::: Stored rows

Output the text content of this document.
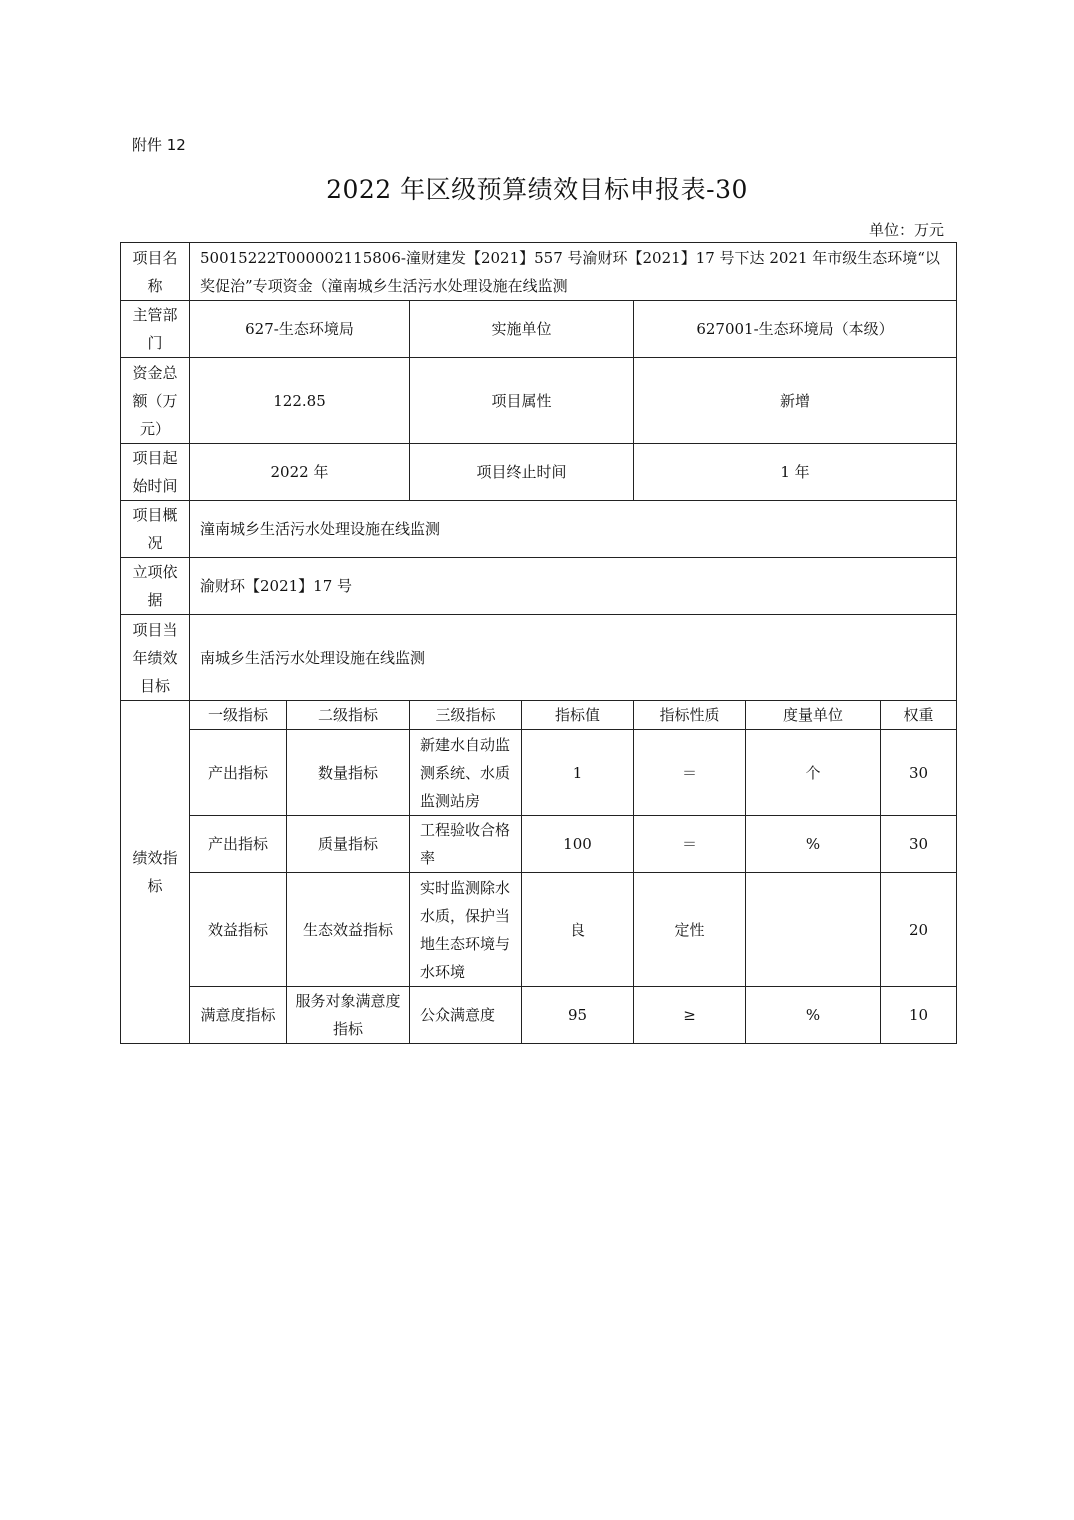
附件 12
2022 年区级预算绩效目标申报表-30
单位：万元
项目名称	50015222T000002115806-潼财建发【2021】557 号渝财环【2021】17 号下达 2021 年市级生态环境“以奖促治”专项资金（潼南城乡生活污水处理设施在线监测						
主管部门	627-生态环境局		实施单位		627001-生态环境局（本级）		
资金总额（万元）	122.85		项目属性		新增		
项目起始时间	2022 年		项目终止时间		1 年		
项目概况	潼南城乡生活污水处理设施在线监测						
立项依据	渝财环【2021】17 号						
项目当年绩效目标	南城乡生活污水处理设施在线监测						
绩效指标	一级指标	二级指标	三级指标	指标值	指标性质	度量单位	权重
	产出指标	数量指标	新建水自动监测系统、水质监测站房	1	＝	个	30
	产出指标	质量指标	工程验收合格率	100	＝	%	30
	效益指标	生态效益指标	实时监测除水水质，保护当地生态环境与水环境	良	定性		20
	满意度指标	服务对象满意度指标	公众满意度	95	≥	%	10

::::::

=== Problem requirements ===
Retype every record above exactly as written, but leave out the pictures.

=== Answer to this task ===
Output the text content of this document.
附件 12
2022 年区级预算绩效目标申报表-30
单位：万元
项目名称	50015222T000002115806-潼财建发【2021】557 号渝财环【2021】17 号下达 2021 年市级生态环境“以奖促治”专项资金（潼南城乡生活污水处理设施在线监测						
主管部门	627-生态环境局		实施单位		627001-生态环境局（本级）		
资金总额（万元）	122.85		项目属性		新增		
项目起始时间	2022 年		项目终止时间		1 年		
项目概况	潼南城乡生活污水处理设施在线监测						
立项依据	渝财环【2021】17 号						
项目当年绩效目标	南城乡生活污水处理设施在线监测						
绩效指标	一级指标	二级指标	三级指标	指标值	指标性质	度量单位	权重
	产出指标	数量指标	新建水自动监测系统、水质监测站房	1	＝	个	30
	产出指标	质量指标	工程验收合格率	100	＝	%	30
	效益指标	生态效益指标	实时监测除水水质，保护当地生态环境与水环境	良	定性		20
	满意度指标	服务对象满意度指标	公众满意度	95	≥	%	10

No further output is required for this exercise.